§ **WORK TO DO**: Without further comment, state how many lines in the listing below contain the word "title".

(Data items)

* * * * *

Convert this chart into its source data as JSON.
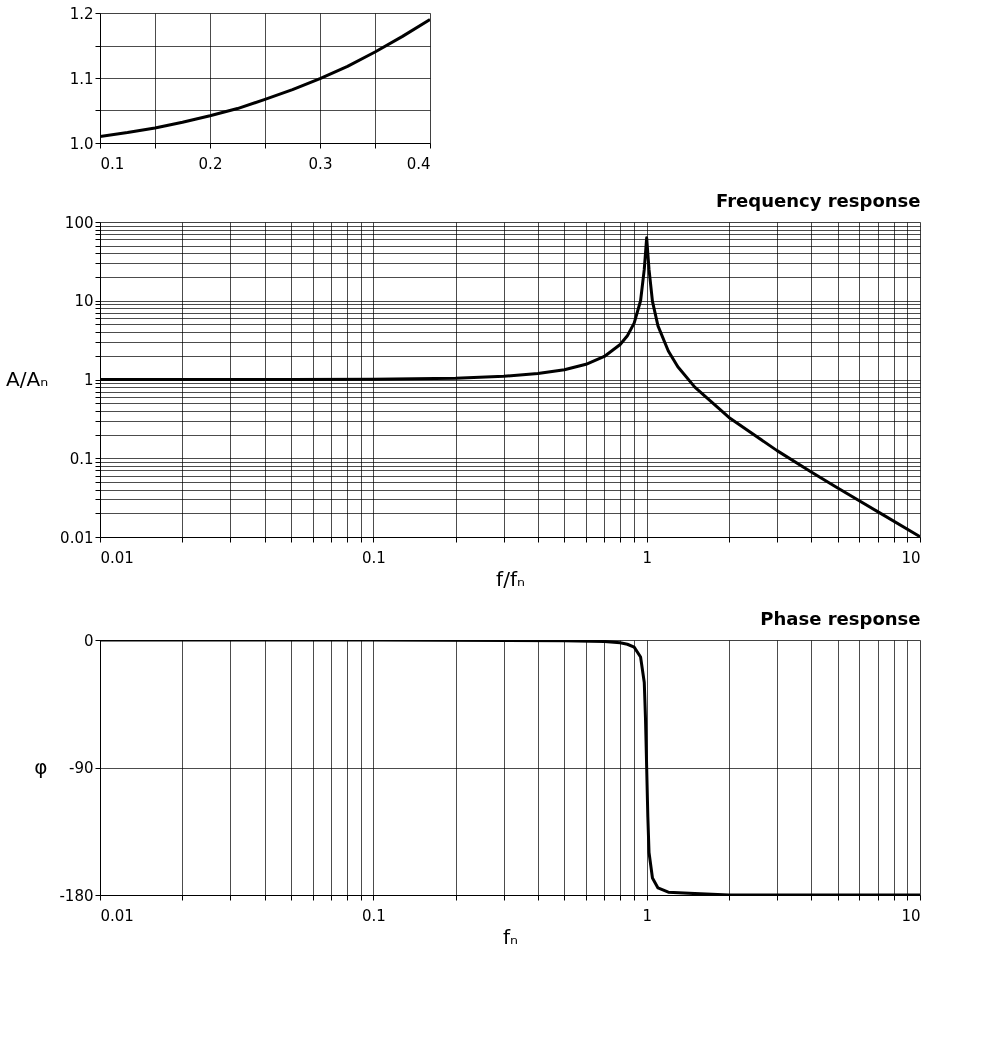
{
  "chart_data": [
    {
      "type": "line",
      "xlim": [
        0.1,
        0.4
      ],
      "ylim": [
        1.0,
        1.2
      ],
      "xticks": [
        0.1,
        {
          "value": 0.15,
          "label": null
        },
        0.2,
        {
          "value": 0.25,
          "label": null
        },
        0.3,
        {
          "value": 0.35,
          "label": null
        },
        0.4
      ],
      "yticks": [
        {
          "value": 1.0,
          "label": "1.0"
        },
        {
          "value": 1.05,
          "label": null
        },
        1.1,
        {
          "value": 1.15,
          "label": null
        },
        1.2
      ],
      "grid": true,
      "series": [
        {
          "color": "#000000",
          "x": [
            0.1,
            0.125,
            0.15,
            0.175,
            0.2,
            0.225,
            0.25,
            0.275,
            0.3,
            0.325,
            0.35,
            0.375,
            0.4
          ],
          "values": [
            1.01,
            1.016,
            1.023,
            1.032,
            1.042,
            1.053,
            1.067,
            1.082,
            1.099,
            1.118,
            1.14,
            1.164,
            1.19
          ]
        }
      ]
    },
    {
      "type": "line",
      "title": "Frequency response",
      "xlabel": "f/fₙ",
      "ylabel": "A/Aₙ",
      "log": "xy",
      "xlim": [
        0.01,
        10
      ],
      "ylim": [
        0.01,
        100
      ],
      "xticks": [
        0.01,
        {
          "value": 0.02,
          "label": null
        },
        {
          "value": 0.03,
          "label": null
        },
        {
          "value": 0.04,
          "label": null
        },
        {
          "value": 0.05,
          "label": null
        },
        {
          "value": 0.06,
          "label": null
        },
        {
          "value": 0.07,
          "label": null
        },
        {
          "value": 0.08,
          "label": null
        },
        {
          "value": 0.09,
          "label": null
        },
        0.1,
        {
          "value": 0.2,
          "label": null
        },
        {
          "value": 0.3,
          "label": null
        },
        {
          "value": 0.4,
          "label": null
        },
        {
          "value": 0.5,
          "label": null
        },
        {
          "value": 0.6,
          "label": null
        },
        {
          "value": 0.7,
          "label": null
        },
        {
          "value": 0.8,
          "label": null
        },
        {
          "value": 0.9,
          "label": null
        },
        1,
        {
          "value": 2,
          "label": null
        },
        {
          "value": 3,
          "label": null
        },
        {
          "value": 4,
          "label": null
        },
        {
          "value": 5,
          "label": null
        },
        {
          "value": 6,
          "label": null
        },
        {
          "value": 7,
          "label": null
        },
        {
          "value": 8,
          "label": null
        },
        {
          "value": 9,
          "label": null
        },
        10
      ],
      "yticks": [
        0.01,
        {
          "value": 0.02,
          "label": null
        },
        {
          "value": 0.03,
          "label": null
        },
        {
          "value": 0.04,
          "label": null
        },
        {
          "value": 0.05,
          "label": null
        },
        {
          "value": 0.06,
          "label": null
        },
        {
          "value": 0.07,
          "label": null
        },
        {
          "value": 0.08,
          "label": null
        },
        {
          "value": 0.09,
          "label": null
        },
        0.1,
        {
          "value": 0.2,
          "label": null
        },
        {
          "value": 0.3,
          "label": null
        },
        {
          "value": 0.4,
          "label": null
        },
        {
          "value": 0.5,
          "label": null
        },
        {
          "value": 0.6,
          "label": null
        },
        {
          "value": 0.7,
          "label": null
        },
        {
          "value": 0.8,
          "label": null
        },
        {
          "value": 0.9,
          "label": null
        },
        1,
        {
          "value": 2,
          "label": null
        },
        {
          "value": 3,
          "label": null
        },
        {
          "value": 4,
          "label": null
        },
        {
          "value": 5,
          "label": null
        },
        {
          "value": 6,
          "label": null
        },
        {
          "value": 7,
          "label": null
        },
        {
          "value": 8,
          "label": null
        },
        {
          "value": 9,
          "label": null
        },
        10,
        {
          "value": 20,
          "label": null
        },
        {
          "value": 30,
          "label": null
        },
        {
          "value": 40,
          "label": null
        },
        {
          "value": 50,
          "label": null
        },
        {
          "value": 60,
          "label": null
        },
        {
          "value": 70,
          "label": null
        },
        {
          "value": 80,
          "label": null
        },
        {
          "value": 90,
          "label": null
        },
        100
      ],
      "grid": true,
      "series": [
        {
          "color": "#000000",
          "x": [
            0.01,
            0.05,
            0.1,
            0.2,
            0.3,
            0.4,
            0.5,
            0.6,
            0.7,
            0.8,
            0.85,
            0.9,
            0.95,
            0.98,
            1.0,
            1.02,
            1.05,
            1.1,
            1.2,
            1.3,
            1.5,
            2,
            3,
            4,
            5,
            7,
            10
          ],
          "values": [
            1,
            1,
            1.01,
            1.04,
            1.1,
            1.19,
            1.33,
            1.56,
            1.96,
            2.78,
            3.6,
            5.2,
            10,
            25,
            63,
            25,
            9.8,
            4.8,
            2.3,
            1.45,
            0.8,
            0.33,
            0.125,
            0.067,
            0.042,
            0.021,
            0.0101
          ]
        }
      ]
    },
    {
      "type": "line",
      "title": "Phase response",
      "xlabel": "fₙ",
      "ylabel": "φ",
      "log": "x",
      "xlim": [
        0.01,
        10
      ],
      "ylim": [
        -180,
        0
      ],
      "xticks": [
        0.01,
        {
          "value": 0.02,
          "label": null
        },
        {
          "value": 0.03,
          "label": null
        },
        {
          "value": 0.04,
          "label": null
        },
        {
          "value": 0.05,
          "label": null
        },
        {
          "value": 0.06,
          "label": null
        },
        {
          "value": 0.07,
          "label": null
        },
        {
          "value": 0.08,
          "label": null
        },
        {
          "value": 0.09,
          "label": null
        },
        0.1,
        {
          "value": 0.2,
          "label": null
        },
        {
          "value": 0.3,
          "label": null
        },
        {
          "value": 0.4,
          "label": null
        },
        {
          "value": 0.5,
          "label": null
        },
        {
          "value": 0.6,
          "label": null
        },
        {
          "value": 0.7,
          "label": null
        },
        {
          "value": 0.8,
          "label": null
        },
        {
          "value": 0.9,
          "label": null
        },
        1,
        {
          "value": 2,
          "label": null
        },
        {
          "value": 3,
          "label": null
        },
        {
          "value": 4,
          "label": null
        },
        {
          "value": 5,
          "label": null
        },
        {
          "value": 6,
          "label": null
        },
        {
          "value": 7,
          "label": null
        },
        {
          "value": 8,
          "label": null
        },
        {
          "value": 9,
          "label": null
        },
        10
      ],
      "yticks": [
        -180,
        -90,
        0
      ],
      "grid": true,
      "series": [
        {
          "color": "#000000",
          "x": [
            0.01,
            0.1,
            0.5,
            0.7,
            0.8,
            0.85,
            0.9,
            0.95,
            0.98,
            0.99,
            1.0,
            1.01,
            1.02,
            1.05,
            1.1,
            1.2,
            1.5,
            2,
            10
          ],
          "values": [
            0,
            0,
            -0.5,
            -1,
            -2,
            -3,
            -5,
            -12,
            -30,
            -55,
            -90,
            -125,
            -150,
            -168,
            -175,
            -178,
            -179,
            -180,
            -180
          ]
        }
      ]
    }
  ]
}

* * * * *

§ **SOLUTION**: 2